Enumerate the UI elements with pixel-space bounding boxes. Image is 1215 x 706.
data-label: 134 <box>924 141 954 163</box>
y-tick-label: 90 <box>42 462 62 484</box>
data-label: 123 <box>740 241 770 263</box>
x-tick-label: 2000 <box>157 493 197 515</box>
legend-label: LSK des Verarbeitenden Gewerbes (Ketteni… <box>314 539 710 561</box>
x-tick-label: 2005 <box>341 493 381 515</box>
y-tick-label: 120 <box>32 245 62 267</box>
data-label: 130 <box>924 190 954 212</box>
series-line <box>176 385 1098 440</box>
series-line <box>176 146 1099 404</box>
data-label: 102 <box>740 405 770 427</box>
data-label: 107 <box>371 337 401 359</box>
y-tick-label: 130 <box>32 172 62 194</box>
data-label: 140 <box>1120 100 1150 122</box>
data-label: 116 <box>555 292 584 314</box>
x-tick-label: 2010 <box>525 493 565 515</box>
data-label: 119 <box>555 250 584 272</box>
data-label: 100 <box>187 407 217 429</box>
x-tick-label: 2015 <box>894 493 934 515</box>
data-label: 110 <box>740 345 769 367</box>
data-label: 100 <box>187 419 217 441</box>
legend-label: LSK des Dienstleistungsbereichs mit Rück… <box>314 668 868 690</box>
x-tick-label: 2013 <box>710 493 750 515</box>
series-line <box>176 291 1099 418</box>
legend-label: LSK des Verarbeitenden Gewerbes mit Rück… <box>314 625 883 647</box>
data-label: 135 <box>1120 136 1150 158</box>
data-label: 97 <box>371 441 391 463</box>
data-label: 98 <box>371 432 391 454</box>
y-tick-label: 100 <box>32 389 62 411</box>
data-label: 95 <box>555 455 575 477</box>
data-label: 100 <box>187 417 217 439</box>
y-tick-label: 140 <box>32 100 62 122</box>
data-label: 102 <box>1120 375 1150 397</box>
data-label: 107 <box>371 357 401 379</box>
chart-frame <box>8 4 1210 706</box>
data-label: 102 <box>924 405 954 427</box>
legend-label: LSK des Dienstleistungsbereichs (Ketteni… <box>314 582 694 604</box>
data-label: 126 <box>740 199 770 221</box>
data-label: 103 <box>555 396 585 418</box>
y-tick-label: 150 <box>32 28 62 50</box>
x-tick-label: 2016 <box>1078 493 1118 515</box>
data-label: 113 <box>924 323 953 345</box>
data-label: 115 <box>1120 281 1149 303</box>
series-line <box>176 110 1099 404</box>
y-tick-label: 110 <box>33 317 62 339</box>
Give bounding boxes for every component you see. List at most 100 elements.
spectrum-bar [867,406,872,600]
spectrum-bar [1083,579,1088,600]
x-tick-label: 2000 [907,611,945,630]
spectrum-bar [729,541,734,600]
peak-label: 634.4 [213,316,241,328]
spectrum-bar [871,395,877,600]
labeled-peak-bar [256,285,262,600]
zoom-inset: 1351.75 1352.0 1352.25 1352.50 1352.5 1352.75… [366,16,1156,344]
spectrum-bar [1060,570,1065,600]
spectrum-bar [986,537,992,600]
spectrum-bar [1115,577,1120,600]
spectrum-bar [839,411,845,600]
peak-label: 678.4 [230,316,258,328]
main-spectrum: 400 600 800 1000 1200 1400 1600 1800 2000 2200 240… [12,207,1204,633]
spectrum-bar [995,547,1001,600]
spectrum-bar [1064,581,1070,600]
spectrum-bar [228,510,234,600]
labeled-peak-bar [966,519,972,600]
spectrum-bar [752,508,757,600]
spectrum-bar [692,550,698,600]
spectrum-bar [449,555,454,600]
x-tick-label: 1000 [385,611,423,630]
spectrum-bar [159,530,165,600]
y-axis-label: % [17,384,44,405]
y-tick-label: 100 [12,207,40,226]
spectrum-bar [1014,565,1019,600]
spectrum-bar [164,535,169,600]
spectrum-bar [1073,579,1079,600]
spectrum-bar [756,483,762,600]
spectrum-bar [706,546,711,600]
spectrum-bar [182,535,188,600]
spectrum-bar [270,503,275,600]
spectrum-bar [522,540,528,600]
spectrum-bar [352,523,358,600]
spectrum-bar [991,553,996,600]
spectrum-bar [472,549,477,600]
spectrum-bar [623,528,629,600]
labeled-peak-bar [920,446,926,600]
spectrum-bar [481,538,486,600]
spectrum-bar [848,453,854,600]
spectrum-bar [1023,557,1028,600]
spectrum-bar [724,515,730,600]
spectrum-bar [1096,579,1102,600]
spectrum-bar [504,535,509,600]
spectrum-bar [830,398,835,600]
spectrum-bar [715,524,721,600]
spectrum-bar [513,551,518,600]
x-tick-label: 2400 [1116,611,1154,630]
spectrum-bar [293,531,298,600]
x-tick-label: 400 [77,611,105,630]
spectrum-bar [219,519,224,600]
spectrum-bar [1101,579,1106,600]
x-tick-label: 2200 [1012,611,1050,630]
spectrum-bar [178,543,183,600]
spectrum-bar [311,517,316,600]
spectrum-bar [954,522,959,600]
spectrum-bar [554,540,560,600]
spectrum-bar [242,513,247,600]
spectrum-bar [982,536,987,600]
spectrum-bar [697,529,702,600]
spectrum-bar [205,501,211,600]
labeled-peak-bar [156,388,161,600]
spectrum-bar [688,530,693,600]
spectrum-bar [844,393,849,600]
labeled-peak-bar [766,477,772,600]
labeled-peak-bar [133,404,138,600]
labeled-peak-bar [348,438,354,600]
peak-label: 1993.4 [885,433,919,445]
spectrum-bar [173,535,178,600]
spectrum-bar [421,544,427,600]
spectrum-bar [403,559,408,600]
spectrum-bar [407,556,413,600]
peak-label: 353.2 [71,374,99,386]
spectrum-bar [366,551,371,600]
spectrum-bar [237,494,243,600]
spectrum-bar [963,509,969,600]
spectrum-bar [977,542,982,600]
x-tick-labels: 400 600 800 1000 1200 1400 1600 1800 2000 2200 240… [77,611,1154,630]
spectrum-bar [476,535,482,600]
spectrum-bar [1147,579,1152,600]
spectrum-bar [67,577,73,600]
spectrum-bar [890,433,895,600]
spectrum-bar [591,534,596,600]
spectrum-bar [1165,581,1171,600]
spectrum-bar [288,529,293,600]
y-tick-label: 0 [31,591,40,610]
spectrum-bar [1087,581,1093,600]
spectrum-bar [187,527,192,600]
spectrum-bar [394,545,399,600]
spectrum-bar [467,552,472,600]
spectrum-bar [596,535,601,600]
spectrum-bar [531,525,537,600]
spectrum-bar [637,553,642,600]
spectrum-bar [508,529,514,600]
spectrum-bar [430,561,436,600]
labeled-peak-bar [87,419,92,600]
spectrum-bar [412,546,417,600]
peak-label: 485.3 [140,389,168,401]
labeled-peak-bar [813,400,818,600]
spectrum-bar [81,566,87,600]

· · · · · · ·

▶ [WHAT THE EXERCISE ASKS]: Pull out each line of the entries above that contains the string "Ketteni".

▶ [COMPLETED TASK]:
legend-label: LSK des Verarbeitenden Gewerbes (Ketteni… <box>314 539 710 561</box>
legend-label: LSK des Dienstleistungsbereichs (Ketteni… <box>314 582 694 604</box>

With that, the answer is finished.